***** Data extract

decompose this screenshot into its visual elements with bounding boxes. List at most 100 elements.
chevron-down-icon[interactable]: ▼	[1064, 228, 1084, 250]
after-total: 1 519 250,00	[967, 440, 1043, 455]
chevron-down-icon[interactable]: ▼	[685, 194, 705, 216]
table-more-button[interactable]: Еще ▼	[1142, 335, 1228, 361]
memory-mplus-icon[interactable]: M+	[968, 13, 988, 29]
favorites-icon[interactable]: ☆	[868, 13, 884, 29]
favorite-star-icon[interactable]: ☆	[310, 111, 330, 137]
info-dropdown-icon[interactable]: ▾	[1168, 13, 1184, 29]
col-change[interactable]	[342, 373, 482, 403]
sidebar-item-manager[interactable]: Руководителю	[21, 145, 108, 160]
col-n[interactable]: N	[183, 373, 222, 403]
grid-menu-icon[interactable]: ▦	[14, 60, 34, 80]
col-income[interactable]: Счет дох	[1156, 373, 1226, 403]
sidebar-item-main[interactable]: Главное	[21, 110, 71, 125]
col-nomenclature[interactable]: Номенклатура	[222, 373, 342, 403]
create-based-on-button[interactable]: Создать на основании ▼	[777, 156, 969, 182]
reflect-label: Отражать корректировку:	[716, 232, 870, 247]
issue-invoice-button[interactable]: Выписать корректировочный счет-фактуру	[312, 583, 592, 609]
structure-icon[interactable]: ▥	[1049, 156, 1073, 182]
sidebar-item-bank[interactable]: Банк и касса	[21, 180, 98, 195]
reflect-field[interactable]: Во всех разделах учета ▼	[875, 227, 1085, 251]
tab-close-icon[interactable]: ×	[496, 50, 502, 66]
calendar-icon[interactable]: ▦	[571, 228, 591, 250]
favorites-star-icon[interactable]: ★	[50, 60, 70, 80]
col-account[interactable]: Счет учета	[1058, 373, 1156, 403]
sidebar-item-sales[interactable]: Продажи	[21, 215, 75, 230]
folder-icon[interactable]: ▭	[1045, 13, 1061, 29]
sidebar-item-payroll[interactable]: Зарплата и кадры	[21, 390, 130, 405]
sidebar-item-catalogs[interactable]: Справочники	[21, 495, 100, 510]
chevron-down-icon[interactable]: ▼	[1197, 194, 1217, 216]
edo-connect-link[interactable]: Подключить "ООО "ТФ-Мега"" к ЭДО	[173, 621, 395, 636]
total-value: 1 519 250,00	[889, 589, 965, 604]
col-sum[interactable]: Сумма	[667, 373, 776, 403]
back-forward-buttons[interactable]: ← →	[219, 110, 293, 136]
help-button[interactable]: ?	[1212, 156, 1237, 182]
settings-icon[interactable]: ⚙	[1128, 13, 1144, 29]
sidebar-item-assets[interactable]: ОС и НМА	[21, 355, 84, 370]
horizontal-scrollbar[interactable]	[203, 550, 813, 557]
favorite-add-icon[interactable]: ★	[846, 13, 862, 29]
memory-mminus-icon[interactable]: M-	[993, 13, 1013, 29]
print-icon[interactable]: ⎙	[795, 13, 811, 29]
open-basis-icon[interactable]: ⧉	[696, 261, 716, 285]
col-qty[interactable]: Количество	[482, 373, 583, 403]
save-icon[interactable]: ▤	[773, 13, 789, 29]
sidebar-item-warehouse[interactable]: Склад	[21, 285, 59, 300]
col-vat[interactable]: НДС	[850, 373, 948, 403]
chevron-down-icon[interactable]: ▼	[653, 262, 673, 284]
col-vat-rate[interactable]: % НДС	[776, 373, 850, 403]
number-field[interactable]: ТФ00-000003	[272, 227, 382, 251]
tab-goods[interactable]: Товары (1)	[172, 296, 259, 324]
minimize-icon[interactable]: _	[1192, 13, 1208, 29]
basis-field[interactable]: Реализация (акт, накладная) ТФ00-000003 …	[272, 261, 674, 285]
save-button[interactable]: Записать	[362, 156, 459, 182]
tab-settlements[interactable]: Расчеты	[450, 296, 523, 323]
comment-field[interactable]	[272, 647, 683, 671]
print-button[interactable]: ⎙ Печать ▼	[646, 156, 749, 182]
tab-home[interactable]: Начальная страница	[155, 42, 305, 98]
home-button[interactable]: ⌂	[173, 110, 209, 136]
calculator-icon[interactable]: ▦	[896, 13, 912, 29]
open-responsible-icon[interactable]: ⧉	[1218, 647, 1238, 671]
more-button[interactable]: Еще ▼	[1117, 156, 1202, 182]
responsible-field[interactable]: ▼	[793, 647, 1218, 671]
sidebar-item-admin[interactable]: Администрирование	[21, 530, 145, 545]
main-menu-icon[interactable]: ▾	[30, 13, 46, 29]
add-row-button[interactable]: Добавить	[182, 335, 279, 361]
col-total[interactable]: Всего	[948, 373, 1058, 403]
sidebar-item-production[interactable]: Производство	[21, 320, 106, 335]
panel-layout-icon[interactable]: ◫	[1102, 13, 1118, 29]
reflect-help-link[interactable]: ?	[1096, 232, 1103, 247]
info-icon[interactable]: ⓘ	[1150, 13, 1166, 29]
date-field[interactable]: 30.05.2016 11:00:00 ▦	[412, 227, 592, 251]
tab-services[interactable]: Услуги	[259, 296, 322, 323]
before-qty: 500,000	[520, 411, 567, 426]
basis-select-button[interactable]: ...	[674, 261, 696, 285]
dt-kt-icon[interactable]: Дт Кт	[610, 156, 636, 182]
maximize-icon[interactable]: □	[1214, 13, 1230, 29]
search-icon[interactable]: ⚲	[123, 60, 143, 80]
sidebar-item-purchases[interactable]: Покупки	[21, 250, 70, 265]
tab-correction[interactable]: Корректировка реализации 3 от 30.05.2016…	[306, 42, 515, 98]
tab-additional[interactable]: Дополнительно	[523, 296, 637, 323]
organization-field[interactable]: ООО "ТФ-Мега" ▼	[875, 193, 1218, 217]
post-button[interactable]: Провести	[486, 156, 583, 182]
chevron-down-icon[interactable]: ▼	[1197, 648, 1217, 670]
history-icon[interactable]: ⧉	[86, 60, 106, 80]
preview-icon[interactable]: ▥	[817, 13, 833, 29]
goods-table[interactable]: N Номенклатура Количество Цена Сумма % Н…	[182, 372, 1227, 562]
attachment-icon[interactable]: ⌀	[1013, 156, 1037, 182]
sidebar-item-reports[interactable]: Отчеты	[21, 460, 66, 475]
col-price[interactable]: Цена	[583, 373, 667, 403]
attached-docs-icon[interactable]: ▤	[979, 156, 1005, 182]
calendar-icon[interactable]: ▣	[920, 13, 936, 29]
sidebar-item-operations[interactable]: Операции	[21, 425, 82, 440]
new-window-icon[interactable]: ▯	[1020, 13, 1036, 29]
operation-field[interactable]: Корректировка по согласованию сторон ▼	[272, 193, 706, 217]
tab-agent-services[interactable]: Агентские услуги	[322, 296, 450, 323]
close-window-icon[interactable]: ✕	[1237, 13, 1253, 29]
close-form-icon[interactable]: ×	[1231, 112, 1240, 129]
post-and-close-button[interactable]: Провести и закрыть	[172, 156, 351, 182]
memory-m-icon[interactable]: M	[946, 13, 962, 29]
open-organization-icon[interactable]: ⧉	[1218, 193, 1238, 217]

**********

# Objective:
Please turn the items above into a Markdown table with one line per row, using a "No." column for the row number and a "Text" column for the line, and skip blank lines.

# Correct output:
| No. | Text |
|---|---|
| 1 | decompose this screenshot into its visual elements with bounding boxes. List at most 100 elements. |
| 2 | chevron-down-icon[interactable]: ▼	[1064, 228, 1084, 250] |
| 3 | after-total: 1 519 250,00	[967, 440, 1043, 455] |
| 4 | chevron-down-icon[interactable]: ▼	[685, 194, 705, 216] |
| 5 | table-more-button[interactable]: Еще ▼	[1142, 335, 1228, 361] |
| 6 | memory-mplus-icon[interactable]: M+	[968, 13, 988, 29] |
| 7 | favorites-icon[interactable]: ☆	[868, 13, 884, 29] |
| 8 | favorite-star-icon[interactable]: ☆	[310, 111, 330, 137] |
| 9 | info-dropdown-icon[interactable]: ▾	[1168, 13, 1184, 29] |
| 10 | col-change[interactable]	[342, 373, 482, 403] |
| 11 | sidebar-item-manager[interactable]: Руководителю	[21, 145, 108, 160] |
| 12 | col-n[interactable]: N	[183, 373, 222, 403] |
| 13 | grid-menu-icon[interactable]: ▦	[14, 60, 34, 80] |
| 14 | col-income[interactable]: Счет дох	[1156, 373, 1226, 403] |
| 15 | sidebar-item-main[interactable]: Главное	[21, 110, 71, 125] |
| 16 | col-nomenclature[interactable]: Номенклатура	[222, 373, 342, 403] |
| 17 | create-based-on-button[interactable]: Создать на основании ▼	[777, 156, 969, 182] |
| 18 | reflect-label: Отражать корректировку:	[716, 232, 870, 247] |
| 19 | issue-invoice-button[interactable]: Выписать корректировочный счет-фактуру	[312, 583, 592, 609] |
| 20 | structure-icon[interactable]: ▥	[1049, 156, 1073, 182] |
| 21 | sidebar-item-bank[interactable]: Банк и касса	[21, 180, 98, 195] |
| 22 | reflect-field[interactable]: Во всех разделах учета ▼	[875, 227, 1085, 251] |
| 23 | tab-close-icon[interactable]: ×	[496, 50, 502, 66] |
| 24 | calendar-icon[interactable]: ▦	[571, 228, 591, 250] |
| 25 | favorites-star-icon[interactable]: ★	[50, 60, 70, 80] |
| 26 | col-account[interactable]: Счет учета	[1058, 373, 1156, 403] |
| 27 | sidebar-item-sales[interactable]: Продажи	[21, 215, 75, 230] |
| 28 | folder-icon[interactable]: ▭	[1045, 13, 1061, 29] |
| 29 | sidebar-item-payroll[interactable]: Зарплата и кадры	[21, 390, 130, 405] |
| 30 | sidebar-item-catalogs[interactable]: Справочники	[21, 495, 100, 510] |
| 31 | chevron-down-icon[interactable]: ▼	[1197, 194, 1217, 216] |
| 32 | edo-connect-link[interactable]: Подключить "ООО "ТФ-Мега"" к ЭДО	[173, 621, 395, 636] |
| 33 | total-value: 1 519 250,00	[889, 589, 965, 604] |
| 34 | col-sum[interactable]: Сумма	[667, 373, 776, 403] |
| 35 | back-forward-buttons[interactable]: ← →	[219, 110, 293, 136] |
| 36 | help-button[interactable]: ?	[1212, 156, 1237, 182] |
| 37 | settings-icon[interactable]: ⚙	[1128, 13, 1144, 29] |
| 38 | sidebar-item-assets[interactable]: ОС и НМА	[21, 355, 84, 370] |
| 39 | horizontal-scrollbar[interactable]	[203, 550, 813, 557] |
| 40 | favorite-add-icon[interactable]: ★	[846, 13, 862, 29] |
| 41 | memory-mminus-icon[interactable]: M-	[993, 13, 1013, 29] |
| 42 | print-icon[interactable]: ⎙	[795, 13, 811, 29] |
| 43 | open-basis-icon[interactable]: ⧉	[696, 261, 716, 285] |
| 44 | col-qty[interactable]: Количество	[482, 373, 583, 403] |
| 45 | save-icon[interactable]: ▤	[773, 13, 789, 29] |
| 46 | sidebar-item-warehouse[interactable]: Склад	[21, 285, 59, 300] |
| 47 | col-vat[interactable]: НДС	[850, 373, 948, 403] |
| 48 | chevron-down-icon[interactable]: ▼	[653, 262, 673, 284] |
| 49 | col-vat-rate[interactable]: % НДС	[776, 373, 850, 403] |
| 50 | number-field[interactable]: ТФ00-000003	[272, 227, 382, 251] |
| 51 | tab-goods[interactable]: Товары (1)	[172, 296, 259, 324] |
| 52 | minimize-icon[interactable]: _	[1192, 13, 1208, 29] |
| 53 | basis-field[interactable]: Реализация (акт, накладная) ТФ00-000003 …	[272, 261, 674, 285] |
| 54 | save-button[interactable]: Записать	[362, 156, 459, 182] |
| 55 | tab-settlements[interactable]: Расчеты	[450, 296, 523, 323] |
| 56 | comment-field[interactable]	[272, 647, 683, 671] |
| 57 | print-button[interactable]: ⎙ Печать ▼	[646, 156, 749, 182] |
| 58 | tab-home[interactable]: Начальная страница	[155, 42, 305, 98] |
| 59 | home-button[interactable]: ⌂	[173, 110, 209, 136] |
| 60 | calculator-icon[interactable]: ▦	[896, 13, 912, 29] |
| 61 | open-responsible-icon[interactable]: ⧉	[1218, 647, 1238, 671] |
| 62 | more-button[interactable]: Еще ▼	[1117, 156, 1202, 182] |
| 63 | responsible-field[interactable]: ▼	[793, 647, 1218, 671] |
| 64 | sidebar-item-admin[interactable]: Администрирование	[21, 530, 145, 545] |
| 65 | main-menu-icon[interactable]: ▾	[30, 13, 46, 29] |
| 66 | add-row-button[interactable]: Добавить	[182, 335, 279, 361] |
| 67 | col-total[interactable]: Всего	[948, 373, 1058, 403] |
| 68 | sidebar-item-production[interactable]: Производство	[21, 320, 106, 335] |
| 69 | panel-layout-icon[interactable]: ◫	[1102, 13, 1118, 29] |
| 70 | reflect-help-link[interactable]: ?	[1096, 232, 1103, 247] |
| 71 | info-icon[interactable]: ⓘ	[1150, 13, 1166, 29] |
| 72 | date-field[interactable]: 30.05.2016 11:00:00 ▦	[412, 227, 592, 251] |
| 73 | tab-services[interactable]: Услуги	[259, 296, 322, 323] |
| 74 | before-qty: 500,000	[520, 411, 567, 426] |
| 75 | basis-select-button[interactable]: ...	[674, 261, 696, 285] |
| 76 | dt-kt-icon[interactable]: Дт Кт	[610, 156, 636, 182] |
| 77 | maximize-icon[interactable]: □	[1214, 13, 1230, 29] |
| 78 | search-icon[interactable]: ⚲	[123, 60, 143, 80] |
| 79 | sidebar-item-purchases[interactable]: Покупки	[21, 250, 70, 265] |
| 80 | tab-correction[interactable]: Корректировка реализации 3 от 30.05.2016…	[306, 42, 515, 98] |
| 81 | tab-additional[interactable]: Дополнительно	[523, 296, 637, 323] |
| 82 | organization-field[interactable]: ООО "ТФ-Мега" ▼	[875, 193, 1218, 217] |
| 83 | post-button[interactable]: Провести	[486, 156, 583, 182] |
| 84 | chevron-down-icon[interactable]: ▼	[1197, 648, 1217, 670] |
| 85 | history-icon[interactable]: ⧉	[86, 60, 106, 80] |
| 86 | preview-icon[interactable]: ▥	[817, 13, 833, 29] |
| 87 | goods-table[interactable]: N Номенклатура Количество Цена Сумма % Н…	[182, 372, 1227, 562] |
| 88 | attachment-icon[interactable]: ⌀	[1013, 156, 1037, 182] |
| 89 | sidebar-item-reports[interactable]: Отчеты	[21, 460, 66, 475] |
| 90 | col-price[interactable]: Цена	[583, 373, 667, 403] |
| 91 | attached-docs-icon[interactable]: ▤	[979, 156, 1005, 182] |
| 92 | calendar-icon[interactable]: ▣	[920, 13, 936, 29] |
| 93 | sidebar-item-operations[interactable]: Операции	[21, 425, 82, 440] |
| 94 | new-window-icon[interactable]: ▯	[1020, 13, 1036, 29] |
| 95 | operation-field[interactable]: Корректировка по согласованию сторон ▼	[272, 193, 706, 217] |
| 96 | tab-agent-services[interactable]: Агентские услуги	[322, 296, 450, 323] |
| 97 | close-window-icon[interactable]: ✕	[1237, 13, 1253, 29] |
| 98 | close-form-icon[interactable]: ×	[1231, 112, 1240, 129] |
| 99 | post-and-close-button[interactable]: Провести и закрыть	[172, 156, 351, 182] |
| 100 | memory-m-icon[interactable]: M	[946, 13, 962, 29] |
| 101 | open-organization-icon[interactable]: ⧉	[1218, 193, 1238, 217] |